● Task directions: Rename every "x-tick-label" in the material below to "x-axis-tick", leaving all other text unchanged.

● Supplied data:

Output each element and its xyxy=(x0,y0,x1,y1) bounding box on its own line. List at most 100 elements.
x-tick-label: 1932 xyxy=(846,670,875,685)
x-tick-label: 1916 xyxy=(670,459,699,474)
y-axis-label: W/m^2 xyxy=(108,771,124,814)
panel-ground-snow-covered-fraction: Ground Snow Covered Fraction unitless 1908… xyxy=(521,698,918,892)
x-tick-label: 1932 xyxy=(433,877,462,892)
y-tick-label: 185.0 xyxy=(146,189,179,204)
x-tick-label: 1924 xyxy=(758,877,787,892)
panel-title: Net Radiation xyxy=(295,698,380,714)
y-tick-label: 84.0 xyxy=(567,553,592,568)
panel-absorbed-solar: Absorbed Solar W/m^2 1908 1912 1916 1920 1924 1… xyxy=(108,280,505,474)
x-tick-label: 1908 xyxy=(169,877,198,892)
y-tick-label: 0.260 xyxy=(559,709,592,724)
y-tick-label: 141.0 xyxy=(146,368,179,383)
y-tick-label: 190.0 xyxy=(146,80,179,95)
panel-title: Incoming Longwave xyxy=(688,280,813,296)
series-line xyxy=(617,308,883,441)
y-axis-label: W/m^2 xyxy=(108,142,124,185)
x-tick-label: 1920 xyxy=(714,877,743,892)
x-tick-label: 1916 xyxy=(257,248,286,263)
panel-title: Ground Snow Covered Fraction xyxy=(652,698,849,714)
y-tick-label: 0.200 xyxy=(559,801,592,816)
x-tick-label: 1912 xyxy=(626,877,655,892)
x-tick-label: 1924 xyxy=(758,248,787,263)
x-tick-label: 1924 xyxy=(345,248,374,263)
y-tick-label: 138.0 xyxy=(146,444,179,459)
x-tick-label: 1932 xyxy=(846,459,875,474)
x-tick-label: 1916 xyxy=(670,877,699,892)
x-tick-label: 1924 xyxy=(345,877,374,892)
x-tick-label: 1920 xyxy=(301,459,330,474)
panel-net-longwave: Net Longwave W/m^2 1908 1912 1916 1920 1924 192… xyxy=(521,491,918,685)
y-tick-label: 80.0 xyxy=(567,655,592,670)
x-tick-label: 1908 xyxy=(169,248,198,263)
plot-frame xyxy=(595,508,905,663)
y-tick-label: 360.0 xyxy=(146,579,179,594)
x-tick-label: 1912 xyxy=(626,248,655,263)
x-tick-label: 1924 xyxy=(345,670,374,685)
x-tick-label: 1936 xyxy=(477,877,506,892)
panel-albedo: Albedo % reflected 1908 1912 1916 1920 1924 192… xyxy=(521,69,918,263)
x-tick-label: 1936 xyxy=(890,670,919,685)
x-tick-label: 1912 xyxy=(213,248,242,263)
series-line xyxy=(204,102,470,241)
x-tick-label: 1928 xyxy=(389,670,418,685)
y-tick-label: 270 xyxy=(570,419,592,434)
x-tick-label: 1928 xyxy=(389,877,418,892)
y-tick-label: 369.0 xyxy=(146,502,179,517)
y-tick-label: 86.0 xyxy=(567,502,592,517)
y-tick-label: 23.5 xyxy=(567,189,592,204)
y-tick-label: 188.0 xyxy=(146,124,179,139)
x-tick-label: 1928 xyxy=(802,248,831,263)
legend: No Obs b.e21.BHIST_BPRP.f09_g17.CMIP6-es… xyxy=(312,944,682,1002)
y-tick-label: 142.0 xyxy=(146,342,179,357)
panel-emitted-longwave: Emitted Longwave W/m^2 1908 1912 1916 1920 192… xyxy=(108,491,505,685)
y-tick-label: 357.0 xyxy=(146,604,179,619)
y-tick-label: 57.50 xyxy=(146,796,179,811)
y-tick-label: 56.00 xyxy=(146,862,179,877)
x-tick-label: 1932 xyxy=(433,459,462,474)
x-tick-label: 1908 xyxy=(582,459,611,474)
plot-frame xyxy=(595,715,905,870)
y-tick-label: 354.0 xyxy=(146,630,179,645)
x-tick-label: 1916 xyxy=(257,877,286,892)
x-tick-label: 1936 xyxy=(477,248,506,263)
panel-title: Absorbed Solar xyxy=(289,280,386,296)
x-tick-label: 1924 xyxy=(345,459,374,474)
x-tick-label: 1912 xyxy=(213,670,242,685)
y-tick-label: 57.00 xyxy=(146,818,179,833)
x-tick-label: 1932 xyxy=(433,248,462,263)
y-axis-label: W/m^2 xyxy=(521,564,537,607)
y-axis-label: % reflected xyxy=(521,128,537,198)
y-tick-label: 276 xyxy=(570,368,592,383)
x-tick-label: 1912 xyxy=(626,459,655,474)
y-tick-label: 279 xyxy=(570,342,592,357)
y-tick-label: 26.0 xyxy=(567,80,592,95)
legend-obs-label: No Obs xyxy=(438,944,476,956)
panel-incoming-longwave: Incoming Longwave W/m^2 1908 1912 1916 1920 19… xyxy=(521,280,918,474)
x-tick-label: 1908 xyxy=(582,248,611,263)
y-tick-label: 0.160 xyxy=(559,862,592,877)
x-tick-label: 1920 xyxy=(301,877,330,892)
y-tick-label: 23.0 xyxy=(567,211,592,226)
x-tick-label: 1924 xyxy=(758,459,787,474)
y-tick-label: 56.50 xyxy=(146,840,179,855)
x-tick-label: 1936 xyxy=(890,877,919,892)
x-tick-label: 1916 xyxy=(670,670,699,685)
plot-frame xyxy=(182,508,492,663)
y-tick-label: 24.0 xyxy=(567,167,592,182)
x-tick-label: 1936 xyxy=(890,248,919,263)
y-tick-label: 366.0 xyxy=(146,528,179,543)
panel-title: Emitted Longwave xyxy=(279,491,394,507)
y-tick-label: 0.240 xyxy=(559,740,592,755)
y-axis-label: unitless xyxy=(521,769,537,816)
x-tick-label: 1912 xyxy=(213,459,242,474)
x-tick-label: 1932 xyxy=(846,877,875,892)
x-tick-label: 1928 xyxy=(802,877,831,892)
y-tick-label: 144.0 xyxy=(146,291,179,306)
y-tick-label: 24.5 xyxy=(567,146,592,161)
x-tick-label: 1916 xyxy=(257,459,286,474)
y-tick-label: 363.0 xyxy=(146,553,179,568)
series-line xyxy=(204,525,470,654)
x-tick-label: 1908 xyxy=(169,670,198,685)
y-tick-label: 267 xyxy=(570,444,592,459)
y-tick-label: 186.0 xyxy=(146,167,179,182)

● Solution for this exercise:
Output each element and its xyxy=(x0,y0,x1,y1) bounding box on its own line. List at most 100 elements.
x-axis-tick: 1932 xyxy=(846,670,875,685)
x-axis-tick: 1916 xyxy=(670,459,699,474)
y-axis-label: W/m^2 xyxy=(108,771,124,814)
panel-ground-snow-covered-fraction: Ground Snow Covered Fraction unitless 1908… xyxy=(521,698,918,892)
x-axis-tick: 1932 xyxy=(433,877,462,892)
y-tick-label: 185.0 xyxy=(146,189,179,204)
x-axis-tick: 1924 xyxy=(758,877,787,892)
panel-title: Net Radiation xyxy=(295,698,380,714)
y-tick-label: 84.0 xyxy=(567,553,592,568)
panel-absorbed-solar: Absorbed Solar W/m^2 1908 1912 1916 1920 1924 1… xyxy=(108,280,505,474)
x-axis-tick: 1908 xyxy=(169,877,198,892)
y-tick-label: 0.260 xyxy=(559,709,592,724)
y-tick-label: 141.0 xyxy=(146,368,179,383)
y-tick-label: 190.0 xyxy=(146,80,179,95)
panel-title: Incoming Longwave xyxy=(688,280,813,296)
series-line xyxy=(617,308,883,441)
y-axis-label: W/m^2 xyxy=(108,142,124,185)
x-axis-tick: 1920 xyxy=(714,877,743,892)
x-axis-tick: 1916 xyxy=(257,248,286,263)
panel-title: Ground Snow Covered Fraction xyxy=(652,698,849,714)
y-tick-label: 0.200 xyxy=(559,801,592,816)
x-axis-tick: 1912 xyxy=(626,877,655,892)
x-axis-tick: 1924 xyxy=(758,248,787,263)
x-axis-tick: 1924 xyxy=(345,248,374,263)
y-tick-label: 138.0 xyxy=(146,444,179,459)
x-axis-tick: 1932 xyxy=(846,459,875,474)
x-axis-tick: 1916 xyxy=(670,877,699,892)
x-axis-tick: 1924 xyxy=(345,877,374,892)
x-axis-tick: 1920 xyxy=(301,459,330,474)
panel-net-longwave: Net Longwave W/m^2 1908 1912 1916 1920 1924 192… xyxy=(521,491,918,685)
y-tick-label: 80.0 xyxy=(567,655,592,670)
x-axis-tick: 1908 xyxy=(169,248,198,263)
plot-frame xyxy=(595,508,905,663)
y-tick-label: 360.0 xyxy=(146,579,179,594)
x-axis-tick: 1912 xyxy=(626,248,655,263)
x-axis-tick: 1924 xyxy=(345,670,374,685)
x-axis-tick: 1936 xyxy=(477,877,506,892)
panel-albedo: Albedo % reflected 1908 1912 1916 1920 1924 192… xyxy=(521,69,918,263)
x-axis-tick: 1936 xyxy=(890,670,919,685)
x-axis-tick: 1912 xyxy=(213,248,242,263)
series-line xyxy=(204,102,470,241)
x-axis-tick: 1928 xyxy=(389,670,418,685)
y-tick-label: 270 xyxy=(570,419,592,434)
x-axis-tick: 1928 xyxy=(389,877,418,892)
y-tick-label: 369.0 xyxy=(146,502,179,517)
y-tick-label: 86.0 xyxy=(567,502,592,517)
y-tick-label: 23.5 xyxy=(567,189,592,204)
y-tick-label: 188.0 xyxy=(146,124,179,139)
x-axis-tick: 1928 xyxy=(802,248,831,263)
legend: No Obs b.e21.BHIST_BPRP.f09_g17.CMIP6-es… xyxy=(312,944,682,1002)
y-tick-label: 142.0 xyxy=(146,342,179,357)
panel-emitted-longwave: Emitted Longwave W/m^2 1908 1912 1916 1920 192… xyxy=(108,491,505,685)
y-tick-label: 357.0 xyxy=(146,604,179,619)
y-tick-label: 57.50 xyxy=(146,796,179,811)
y-tick-label: 56.00 xyxy=(146,862,179,877)
x-axis-tick: 1932 xyxy=(433,459,462,474)
x-axis-tick: 1908 xyxy=(582,459,611,474)
plot-frame xyxy=(595,715,905,870)
y-tick-label: 354.0 xyxy=(146,630,179,645)
x-axis-tick: 1916 xyxy=(257,877,286,892)
x-axis-tick: 1936 xyxy=(477,248,506,263)
panel-title: Absorbed Solar xyxy=(289,280,386,296)
x-axis-tick: 1924 xyxy=(345,459,374,474)
x-axis-tick: 1912 xyxy=(213,670,242,685)
y-tick-label: 57.00 xyxy=(146,818,179,833)
x-axis-tick: 1932 xyxy=(433,248,462,263)
y-axis-label: W/m^2 xyxy=(521,564,537,607)
y-axis-label: % reflected xyxy=(521,128,537,198)
y-tick-label: 276 xyxy=(570,368,592,383)
x-axis-tick: 1912 xyxy=(626,459,655,474)
y-tick-label: 279 xyxy=(570,342,592,357)
y-tick-label: 26.0 xyxy=(567,80,592,95)
legend-obs-label: No Obs xyxy=(438,944,476,956)
panel-incoming-longwave: Incoming Longwave W/m^2 1908 1912 1916 1920 19… xyxy=(521,280,918,474)
x-axis-tick: 1908 xyxy=(582,248,611,263)
y-tick-label: 0.160 xyxy=(559,862,592,877)
x-axis-tick: 1920 xyxy=(301,877,330,892)
y-tick-label: 23.0 xyxy=(567,211,592,226)
x-axis-tick: 1924 xyxy=(758,459,787,474)
y-tick-label: 56.50 xyxy=(146,840,179,855)
x-axis-tick: 1936 xyxy=(890,877,919,892)
x-axis-tick: 1916 xyxy=(670,670,699,685)
plot-frame xyxy=(182,508,492,663)
y-tick-label: 24.0 xyxy=(567,167,592,182)
x-axis-tick: 1936 xyxy=(890,248,919,263)
y-tick-label: 366.0 xyxy=(146,528,179,543)
panel-title: Emitted Longwave xyxy=(279,491,394,507)
y-tick-label: 0.240 xyxy=(559,740,592,755)
y-axis-label: unitless xyxy=(521,769,537,816)
x-axis-tick: 1912 xyxy=(213,459,242,474)
x-axis-tick: 1932 xyxy=(846,877,875,892)
x-axis-tick: 1928 xyxy=(802,877,831,892)
y-tick-label: 144.0 xyxy=(146,291,179,306)
y-tick-label: 24.5 xyxy=(567,146,592,161)
x-axis-tick: 1916 xyxy=(257,459,286,474)
y-tick-label: 363.0 xyxy=(146,553,179,568)
series-line xyxy=(204,525,470,654)
x-axis-tick: 1908 xyxy=(169,670,198,685)
y-tick-label: 267 xyxy=(570,444,592,459)
y-tick-label: 186.0 xyxy=(146,167,179,182)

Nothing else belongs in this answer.